* WORK TO DO *
All entries must be extracted exactly, with nothing added or dropped.

* LISTING *
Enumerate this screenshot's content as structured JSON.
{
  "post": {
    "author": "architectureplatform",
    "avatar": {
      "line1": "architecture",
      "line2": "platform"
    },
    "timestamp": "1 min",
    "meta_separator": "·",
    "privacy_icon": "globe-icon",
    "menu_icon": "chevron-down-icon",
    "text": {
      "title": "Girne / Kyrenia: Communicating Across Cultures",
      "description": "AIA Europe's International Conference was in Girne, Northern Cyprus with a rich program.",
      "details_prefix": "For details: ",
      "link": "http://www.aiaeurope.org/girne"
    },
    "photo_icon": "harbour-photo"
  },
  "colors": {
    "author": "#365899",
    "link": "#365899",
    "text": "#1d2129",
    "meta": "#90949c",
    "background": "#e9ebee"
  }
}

* THE REPLY *
Enumerate this screenshot's content as structured JSON.
{
  "post": {
    "author": "architectureplatform",
    "avatar": {
      "line1": "architecture",
      "line2": "platform"
    },
    "timestamp": "1 min",
    "meta_separator": "·",
    "privacy_icon": "globe-icon",
    "menu_icon": "chevron-down-icon",
    "text": {
      "title": "Girne / Kyrenia: Communicating Across Cultures",
      "description": "AIA Europe's International Conference was in Girne, Northern Cyprus with a rich program.",
      "details_prefix": "For details: ",
      "link": "http://www.aiaeurope.org/girne"
    },
    "photo_icon": "harbour-photo"
  },
  "colors": {
    "author": "#365899",
    "link": "#365899",
    "text": "#1d2129",
    "meta": "#90949c",
    "background": "#e9ebee"
  }
}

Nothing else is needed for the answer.